## Your goal:
Set down all of the entries word for word, omitting the images they contain.

Data tied to figure images:
══════════════════════════════

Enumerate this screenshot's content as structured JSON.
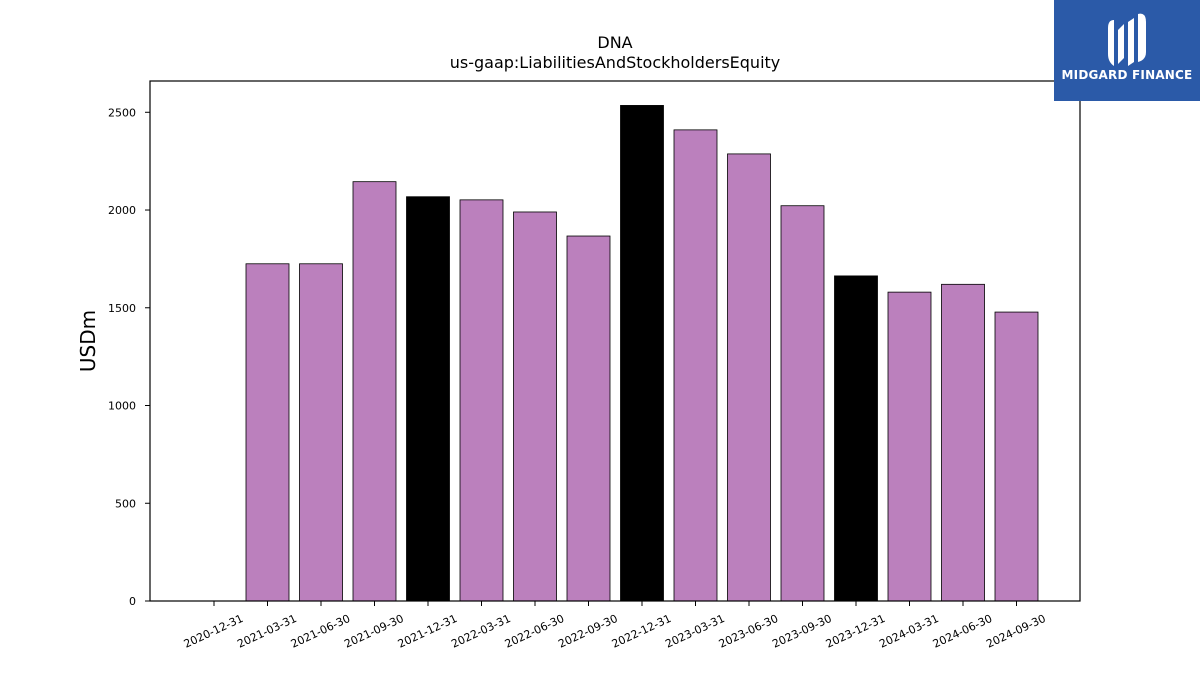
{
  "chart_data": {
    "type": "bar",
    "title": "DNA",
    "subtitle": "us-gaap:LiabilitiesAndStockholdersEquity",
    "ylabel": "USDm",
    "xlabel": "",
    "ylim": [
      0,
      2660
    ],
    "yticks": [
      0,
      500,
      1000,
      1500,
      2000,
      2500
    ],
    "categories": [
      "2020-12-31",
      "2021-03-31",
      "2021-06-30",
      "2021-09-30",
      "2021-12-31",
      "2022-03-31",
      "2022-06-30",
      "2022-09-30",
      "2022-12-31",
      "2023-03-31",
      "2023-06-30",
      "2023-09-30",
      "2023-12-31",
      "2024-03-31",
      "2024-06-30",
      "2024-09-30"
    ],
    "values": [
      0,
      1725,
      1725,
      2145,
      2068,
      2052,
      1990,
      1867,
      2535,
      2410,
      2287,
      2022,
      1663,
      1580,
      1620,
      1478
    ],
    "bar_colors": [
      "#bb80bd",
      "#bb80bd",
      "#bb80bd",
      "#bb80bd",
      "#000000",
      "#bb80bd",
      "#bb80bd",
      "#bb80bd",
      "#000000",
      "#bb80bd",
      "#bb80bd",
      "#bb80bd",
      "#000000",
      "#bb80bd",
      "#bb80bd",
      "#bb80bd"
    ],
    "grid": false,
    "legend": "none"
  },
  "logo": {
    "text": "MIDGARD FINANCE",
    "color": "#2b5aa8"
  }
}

══════════════════════════════

## Response:
Enumerate this screenshot's content as structured JSON.
{
  "chart_data": {
    "type": "bar",
    "title": "DNA",
    "subtitle": "us-gaap:LiabilitiesAndStockholdersEquity",
    "ylabel": "USDm",
    "xlabel": "",
    "ylim": [
      0,
      2660
    ],
    "yticks": [
      0,
      500,
      1000,
      1500,
      2000,
      2500
    ],
    "categories": [
      "2020-12-31",
      "2021-03-31",
      "2021-06-30",
      "2021-09-30",
      "2021-12-31",
      "2022-03-31",
      "2022-06-30",
      "2022-09-30",
      "2022-12-31",
      "2023-03-31",
      "2023-06-30",
      "2023-09-30",
      "2023-12-31",
      "2024-03-31",
      "2024-06-30",
      "2024-09-30"
    ],
    "values": [
      0,
      1725,
      1725,
      2145,
      2068,
      2052,
      1990,
      1867,
      2535,
      2410,
      2287,
      2022,
      1663,
      1580,
      1620,
      1478
    ],
    "bar_colors": [
      "#bb80bd",
      "#bb80bd",
      "#bb80bd",
      "#bb80bd",
      "#000000",
      "#bb80bd",
      "#bb80bd",
      "#bb80bd",
      "#000000",
      "#bb80bd",
      "#bb80bd",
      "#bb80bd",
      "#000000",
      "#bb80bd",
      "#bb80bd",
      "#bb80bd"
    ],
    "grid": false,
    "legend": "none"
  },
  "logo": {
    "text": "MIDGARD FINANCE",
    "color": "#2b5aa8"
  }
}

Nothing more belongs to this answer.